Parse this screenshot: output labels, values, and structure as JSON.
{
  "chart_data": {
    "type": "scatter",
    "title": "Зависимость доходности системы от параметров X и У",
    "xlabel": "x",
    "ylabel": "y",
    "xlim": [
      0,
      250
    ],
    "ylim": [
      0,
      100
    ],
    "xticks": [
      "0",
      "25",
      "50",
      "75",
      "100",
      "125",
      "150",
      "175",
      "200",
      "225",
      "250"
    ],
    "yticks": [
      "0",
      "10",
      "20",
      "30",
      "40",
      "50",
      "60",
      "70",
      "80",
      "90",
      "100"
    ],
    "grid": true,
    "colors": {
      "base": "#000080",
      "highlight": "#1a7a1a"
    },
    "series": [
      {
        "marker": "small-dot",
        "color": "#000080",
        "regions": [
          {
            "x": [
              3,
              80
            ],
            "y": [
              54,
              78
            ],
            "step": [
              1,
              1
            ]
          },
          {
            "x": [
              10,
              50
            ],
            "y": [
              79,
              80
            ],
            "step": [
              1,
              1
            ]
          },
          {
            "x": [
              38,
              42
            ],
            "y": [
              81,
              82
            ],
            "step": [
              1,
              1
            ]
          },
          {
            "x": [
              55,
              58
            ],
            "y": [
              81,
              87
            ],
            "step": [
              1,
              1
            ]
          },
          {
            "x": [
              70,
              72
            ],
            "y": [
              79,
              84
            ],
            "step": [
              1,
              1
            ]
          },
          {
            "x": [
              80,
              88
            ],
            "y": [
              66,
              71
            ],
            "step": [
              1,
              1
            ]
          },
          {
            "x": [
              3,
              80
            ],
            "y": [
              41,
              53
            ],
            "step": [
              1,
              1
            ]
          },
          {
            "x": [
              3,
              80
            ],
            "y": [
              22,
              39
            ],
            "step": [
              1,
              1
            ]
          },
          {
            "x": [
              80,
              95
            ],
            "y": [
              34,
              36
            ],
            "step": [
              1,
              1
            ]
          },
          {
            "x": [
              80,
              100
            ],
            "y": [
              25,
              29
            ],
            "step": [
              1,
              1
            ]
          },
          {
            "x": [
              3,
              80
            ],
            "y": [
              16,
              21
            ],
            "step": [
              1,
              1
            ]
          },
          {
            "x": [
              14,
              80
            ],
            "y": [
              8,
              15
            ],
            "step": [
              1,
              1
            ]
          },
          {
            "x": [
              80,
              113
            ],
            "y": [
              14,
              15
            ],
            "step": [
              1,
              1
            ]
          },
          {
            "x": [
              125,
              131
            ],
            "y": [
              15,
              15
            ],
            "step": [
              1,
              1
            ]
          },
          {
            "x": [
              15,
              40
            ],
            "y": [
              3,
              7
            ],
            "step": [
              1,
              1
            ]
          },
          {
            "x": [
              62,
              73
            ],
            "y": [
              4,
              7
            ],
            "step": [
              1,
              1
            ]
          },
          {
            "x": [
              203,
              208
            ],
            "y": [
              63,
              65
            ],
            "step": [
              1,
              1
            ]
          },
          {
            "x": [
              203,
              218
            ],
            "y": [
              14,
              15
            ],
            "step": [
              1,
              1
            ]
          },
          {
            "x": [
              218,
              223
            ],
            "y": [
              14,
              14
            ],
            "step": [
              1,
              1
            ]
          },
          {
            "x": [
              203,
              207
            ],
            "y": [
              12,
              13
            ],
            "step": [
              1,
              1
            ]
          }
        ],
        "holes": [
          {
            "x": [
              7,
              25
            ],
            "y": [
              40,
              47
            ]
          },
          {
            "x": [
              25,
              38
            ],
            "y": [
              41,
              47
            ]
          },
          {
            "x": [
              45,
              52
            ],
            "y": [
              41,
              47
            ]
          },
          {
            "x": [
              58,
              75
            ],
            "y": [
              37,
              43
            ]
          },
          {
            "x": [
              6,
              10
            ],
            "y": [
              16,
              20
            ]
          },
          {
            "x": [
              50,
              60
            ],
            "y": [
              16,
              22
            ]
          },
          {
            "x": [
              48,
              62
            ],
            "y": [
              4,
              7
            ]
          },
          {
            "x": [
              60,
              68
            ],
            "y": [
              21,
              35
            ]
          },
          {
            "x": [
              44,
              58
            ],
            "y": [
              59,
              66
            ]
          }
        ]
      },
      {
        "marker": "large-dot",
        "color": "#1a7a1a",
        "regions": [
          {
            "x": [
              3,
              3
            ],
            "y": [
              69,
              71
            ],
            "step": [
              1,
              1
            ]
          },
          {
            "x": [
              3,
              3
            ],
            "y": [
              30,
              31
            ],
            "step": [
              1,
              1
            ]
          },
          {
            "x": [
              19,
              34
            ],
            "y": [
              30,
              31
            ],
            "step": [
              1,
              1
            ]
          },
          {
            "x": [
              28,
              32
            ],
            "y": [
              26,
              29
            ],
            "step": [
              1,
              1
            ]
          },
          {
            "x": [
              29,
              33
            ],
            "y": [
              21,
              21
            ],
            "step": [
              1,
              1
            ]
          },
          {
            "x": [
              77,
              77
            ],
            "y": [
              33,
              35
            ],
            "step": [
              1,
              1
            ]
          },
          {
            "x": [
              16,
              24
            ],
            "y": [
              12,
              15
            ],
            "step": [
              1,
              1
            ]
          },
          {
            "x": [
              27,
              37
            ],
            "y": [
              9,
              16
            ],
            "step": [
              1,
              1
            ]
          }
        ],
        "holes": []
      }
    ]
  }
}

● ● ● ● ●

Task to complete: Repeat each record exactly. Omit nothing.

Written answer:
Parse this screenshot: output labels, values, and structure as JSON.
{
  "chart_data": {
    "type": "scatter",
    "title": "Зависимость доходности системы от параметров X и У",
    "xlabel": "x",
    "ylabel": "y",
    "xlim": [
      0,
      250
    ],
    "ylim": [
      0,
      100
    ],
    "xticks": [
      "0",
      "25",
      "50",
      "75",
      "100",
      "125",
      "150",
      "175",
      "200",
      "225",
      "250"
    ],
    "yticks": [
      "0",
      "10",
      "20",
      "30",
      "40",
      "50",
      "60",
      "70",
      "80",
      "90",
      "100"
    ],
    "grid": true,
    "colors": {
      "base": "#000080",
      "highlight": "#1a7a1a"
    },
    "series": [
      {
        "marker": "small-dot",
        "color": "#000080",
        "regions": [
          {
            "x": [
              3,
              80
            ],
            "y": [
              54,
              78
            ],
            "step": [
              1,
              1
            ]
          },
          {
            "x": [
              10,
              50
            ],
            "y": [
              79,
              80
            ],
            "step": [
              1,
              1
            ]
          },
          {
            "x": [
              38,
              42
            ],
            "y": [
              81,
              82
            ],
            "step": [
              1,
              1
            ]
          },
          {
            "x": [
              55,
              58
            ],
            "y": [
              81,
              87
            ],
            "step": [
              1,
              1
            ]
          },
          {
            "x": [
              70,
              72
            ],
            "y": [
              79,
              84
            ],
            "step": [
              1,
              1
            ]
          },
          {
            "x": [
              80,
              88
            ],
            "y": [
              66,
              71
            ],
            "step": [
              1,
              1
            ]
          },
          {
            "x": [
              3,
              80
            ],
            "y": [
              41,
              53
            ],
            "step": [
              1,
              1
            ]
          },
          {
            "x": [
              3,
              80
            ],
            "y": [
              22,
              39
            ],
            "step": [
              1,
              1
            ]
          },
          {
            "x": [
              80,
              95
            ],
            "y": [
              34,
              36
            ],
            "step": [
              1,
              1
            ]
          },
          {
            "x": [
              80,
              100
            ],
            "y": [
              25,
              29
            ],
            "step": [
              1,
              1
            ]
          },
          {
            "x": [
              3,
              80
            ],
            "y": [
              16,
              21
            ],
            "step": [
              1,
              1
            ]
          },
          {
            "x": [
              14,
              80
            ],
            "y": [
              8,
              15
            ],
            "step": [
              1,
              1
            ]
          },
          {
            "x": [
              80,
              113
            ],
            "y": [
              14,
              15
            ],
            "step": [
              1,
              1
            ]
          },
          {
            "x": [
              125,
              131
            ],
            "y": [
              15,
              15
            ],
            "step": [
              1,
              1
            ]
          },
          {
            "x": [
              15,
              40
            ],
            "y": [
              3,
              7
            ],
            "step": [
              1,
              1
            ]
          },
          {
            "x": [
              62,
              73
            ],
            "y": [
              4,
              7
            ],
            "step": [
              1,
              1
            ]
          },
          {
            "x": [
              203,
              208
            ],
            "y": [
              63,
              65
            ],
            "step": [
              1,
              1
            ]
          },
          {
            "x": [
              203,
              218
            ],
            "y": [
              14,
              15
            ],
            "step": [
              1,
              1
            ]
          },
          {
            "x": [
              218,
              223
            ],
            "y": [
              14,
              14
            ],
            "step": [
              1,
              1
            ]
          },
          {
            "x": [
              203,
              207
            ],
            "y": [
              12,
              13
            ],
            "step": [
              1,
              1
            ]
          }
        ],
        "holes": [
          {
            "x": [
              7,
              25
            ],
            "y": [
              40,
              47
            ]
          },
          {
            "x": [
              25,
              38
            ],
            "y": [
              41,
              47
            ]
          },
          {
            "x": [
              45,
              52
            ],
            "y": [
              41,
              47
            ]
          },
          {
            "x": [
              58,
              75
            ],
            "y": [
              37,
              43
            ]
          },
          {
            "x": [
              6,
              10
            ],
            "y": [
              16,
              20
            ]
          },
          {
            "x": [
              50,
              60
            ],
            "y": [
              16,
              22
            ]
          },
          {
            "x": [
              48,
              62
            ],
            "y": [
              4,
              7
            ]
          },
          {
            "x": [
              60,
              68
            ],
            "y": [
              21,
              35
            ]
          },
          {
            "x": [
              44,
              58
            ],
            "y": [
              59,
              66
            ]
          }
        ]
      },
      {
        "marker": "large-dot",
        "color": "#1a7a1a",
        "regions": [
          {
            "x": [
              3,
              3
            ],
            "y": [
              69,
              71
            ],
            "step": [
              1,
              1
            ]
          },
          {
            "x": [
              3,
              3
            ],
            "y": [
              30,
              31
            ],
            "step": [
              1,
              1
            ]
          },
          {
            "x": [
              19,
              34
            ],
            "y": [
              30,
              31
            ],
            "step": [
              1,
              1
            ]
          },
          {
            "x": [
              28,
              32
            ],
            "y": [
              26,
              29
            ],
            "step": [
              1,
              1
            ]
          },
          {
            "x": [
              29,
              33
            ],
            "y": [
              21,
              21
            ],
            "step": [
              1,
              1
            ]
          },
          {
            "x": [
              77,
              77
            ],
            "y": [
              33,
              35
            ],
            "step": [
              1,
              1
            ]
          },
          {
            "x": [
              16,
              24
            ],
            "y": [
              12,
              15
            ],
            "step": [
              1,
              1
            ]
          },
          {
            "x": [
              27,
              37
            ],
            "y": [
              9,
              16
            ],
            "step": [
              1,
              1
            ]
          }
        ],
        "holes": []
      }
    ]
  }
}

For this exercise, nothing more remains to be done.